▸ **GIVEN REQUEST**: Whenever a line contains the string "period", copy it out of the entries.

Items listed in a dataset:
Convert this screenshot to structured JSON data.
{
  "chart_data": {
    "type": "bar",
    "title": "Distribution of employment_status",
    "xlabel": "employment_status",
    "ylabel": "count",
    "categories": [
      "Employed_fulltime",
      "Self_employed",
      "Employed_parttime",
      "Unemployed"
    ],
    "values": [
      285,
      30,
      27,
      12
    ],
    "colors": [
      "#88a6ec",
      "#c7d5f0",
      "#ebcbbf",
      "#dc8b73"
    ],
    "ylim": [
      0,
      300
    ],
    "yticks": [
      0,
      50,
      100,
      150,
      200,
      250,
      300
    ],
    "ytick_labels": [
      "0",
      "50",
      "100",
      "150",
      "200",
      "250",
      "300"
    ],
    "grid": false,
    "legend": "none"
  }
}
==
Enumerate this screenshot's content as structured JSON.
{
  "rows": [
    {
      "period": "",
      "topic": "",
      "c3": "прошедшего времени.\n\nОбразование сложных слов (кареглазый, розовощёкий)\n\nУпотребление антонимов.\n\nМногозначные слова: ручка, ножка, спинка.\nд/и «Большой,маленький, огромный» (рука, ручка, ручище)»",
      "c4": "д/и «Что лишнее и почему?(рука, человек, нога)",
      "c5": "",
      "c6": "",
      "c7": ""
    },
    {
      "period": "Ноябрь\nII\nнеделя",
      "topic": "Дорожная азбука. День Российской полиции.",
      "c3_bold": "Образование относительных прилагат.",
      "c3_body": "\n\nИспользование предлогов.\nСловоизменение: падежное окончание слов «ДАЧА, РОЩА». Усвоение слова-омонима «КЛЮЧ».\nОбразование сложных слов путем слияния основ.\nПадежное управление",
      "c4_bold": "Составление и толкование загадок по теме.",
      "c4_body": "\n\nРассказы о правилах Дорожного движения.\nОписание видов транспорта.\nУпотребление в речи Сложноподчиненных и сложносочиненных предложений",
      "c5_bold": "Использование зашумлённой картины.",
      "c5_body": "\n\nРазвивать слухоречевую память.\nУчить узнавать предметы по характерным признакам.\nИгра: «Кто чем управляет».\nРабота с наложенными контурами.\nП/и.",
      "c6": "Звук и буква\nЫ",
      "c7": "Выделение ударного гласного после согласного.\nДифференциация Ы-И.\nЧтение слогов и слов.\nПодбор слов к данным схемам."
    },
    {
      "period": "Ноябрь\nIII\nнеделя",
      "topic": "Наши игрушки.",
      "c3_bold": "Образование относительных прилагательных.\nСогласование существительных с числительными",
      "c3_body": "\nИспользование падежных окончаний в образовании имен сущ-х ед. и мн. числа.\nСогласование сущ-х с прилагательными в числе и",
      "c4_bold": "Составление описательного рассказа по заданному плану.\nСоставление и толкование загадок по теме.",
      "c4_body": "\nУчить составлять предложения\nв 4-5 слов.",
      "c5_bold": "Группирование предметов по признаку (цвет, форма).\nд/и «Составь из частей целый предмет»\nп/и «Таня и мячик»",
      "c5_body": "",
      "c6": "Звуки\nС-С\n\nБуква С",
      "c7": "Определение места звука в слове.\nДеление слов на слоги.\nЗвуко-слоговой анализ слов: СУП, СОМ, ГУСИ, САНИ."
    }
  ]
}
...
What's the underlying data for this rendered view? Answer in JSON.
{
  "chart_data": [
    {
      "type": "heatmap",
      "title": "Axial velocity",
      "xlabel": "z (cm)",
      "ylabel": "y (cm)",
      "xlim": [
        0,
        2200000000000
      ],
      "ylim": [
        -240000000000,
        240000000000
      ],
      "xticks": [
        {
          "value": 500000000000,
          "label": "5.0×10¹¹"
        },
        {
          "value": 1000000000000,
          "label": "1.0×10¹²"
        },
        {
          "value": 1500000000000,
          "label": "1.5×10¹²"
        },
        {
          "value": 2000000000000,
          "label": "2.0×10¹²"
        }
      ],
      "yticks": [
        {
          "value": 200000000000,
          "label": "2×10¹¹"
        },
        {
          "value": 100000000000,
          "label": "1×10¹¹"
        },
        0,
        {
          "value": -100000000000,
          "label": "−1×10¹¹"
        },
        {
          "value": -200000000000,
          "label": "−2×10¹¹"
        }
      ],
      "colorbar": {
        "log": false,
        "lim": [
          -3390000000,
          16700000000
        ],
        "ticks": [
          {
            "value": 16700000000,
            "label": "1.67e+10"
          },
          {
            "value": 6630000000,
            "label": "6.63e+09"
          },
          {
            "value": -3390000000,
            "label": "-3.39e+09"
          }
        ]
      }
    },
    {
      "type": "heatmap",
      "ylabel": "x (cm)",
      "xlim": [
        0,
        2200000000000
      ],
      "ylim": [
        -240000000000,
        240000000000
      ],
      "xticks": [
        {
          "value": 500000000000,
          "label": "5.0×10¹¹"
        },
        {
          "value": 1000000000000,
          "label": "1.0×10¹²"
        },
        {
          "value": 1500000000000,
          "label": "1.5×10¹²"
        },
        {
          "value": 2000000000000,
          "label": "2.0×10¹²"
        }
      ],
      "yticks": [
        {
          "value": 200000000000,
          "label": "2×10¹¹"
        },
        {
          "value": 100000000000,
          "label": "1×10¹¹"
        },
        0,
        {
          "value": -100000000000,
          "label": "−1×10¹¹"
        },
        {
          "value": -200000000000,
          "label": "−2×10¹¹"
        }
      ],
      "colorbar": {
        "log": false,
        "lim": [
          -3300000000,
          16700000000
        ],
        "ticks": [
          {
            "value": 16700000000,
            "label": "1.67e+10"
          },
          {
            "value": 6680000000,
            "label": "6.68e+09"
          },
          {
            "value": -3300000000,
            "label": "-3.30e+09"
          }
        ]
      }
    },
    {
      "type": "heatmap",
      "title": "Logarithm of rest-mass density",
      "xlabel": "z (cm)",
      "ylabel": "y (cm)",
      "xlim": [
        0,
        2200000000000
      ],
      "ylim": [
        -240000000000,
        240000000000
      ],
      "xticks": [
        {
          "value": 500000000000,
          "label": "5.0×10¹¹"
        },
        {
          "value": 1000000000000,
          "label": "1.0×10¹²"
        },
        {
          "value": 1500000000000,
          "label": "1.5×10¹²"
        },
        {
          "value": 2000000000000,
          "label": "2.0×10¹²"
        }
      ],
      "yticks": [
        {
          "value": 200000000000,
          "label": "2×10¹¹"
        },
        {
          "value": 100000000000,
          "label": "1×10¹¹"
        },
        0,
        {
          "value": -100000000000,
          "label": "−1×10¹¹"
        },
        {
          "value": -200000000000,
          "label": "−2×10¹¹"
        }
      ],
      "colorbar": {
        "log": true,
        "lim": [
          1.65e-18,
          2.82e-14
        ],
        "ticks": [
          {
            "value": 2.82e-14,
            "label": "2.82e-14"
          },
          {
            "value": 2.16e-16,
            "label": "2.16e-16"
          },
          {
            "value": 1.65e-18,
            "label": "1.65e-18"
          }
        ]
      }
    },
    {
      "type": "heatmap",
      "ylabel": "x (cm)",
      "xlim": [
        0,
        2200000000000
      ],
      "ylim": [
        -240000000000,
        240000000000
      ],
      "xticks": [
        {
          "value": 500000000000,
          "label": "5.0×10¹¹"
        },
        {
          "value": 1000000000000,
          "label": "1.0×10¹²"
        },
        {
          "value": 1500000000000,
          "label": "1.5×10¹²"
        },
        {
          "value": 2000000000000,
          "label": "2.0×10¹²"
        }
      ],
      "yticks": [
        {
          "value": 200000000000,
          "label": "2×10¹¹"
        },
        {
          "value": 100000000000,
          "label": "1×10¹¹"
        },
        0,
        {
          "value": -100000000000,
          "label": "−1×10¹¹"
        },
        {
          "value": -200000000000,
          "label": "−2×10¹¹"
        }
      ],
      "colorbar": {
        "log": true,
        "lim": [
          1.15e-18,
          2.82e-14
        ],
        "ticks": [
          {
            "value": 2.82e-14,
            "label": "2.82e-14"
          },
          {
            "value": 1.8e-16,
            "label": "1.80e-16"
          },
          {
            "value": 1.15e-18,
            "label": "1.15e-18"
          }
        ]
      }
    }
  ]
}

▸ **SOLVED EXERCISE**:
      "period": "",
      "period": "Ноябрь\nII\nнеделя",
      "period": "Ноябрь\nIII\nнеделя",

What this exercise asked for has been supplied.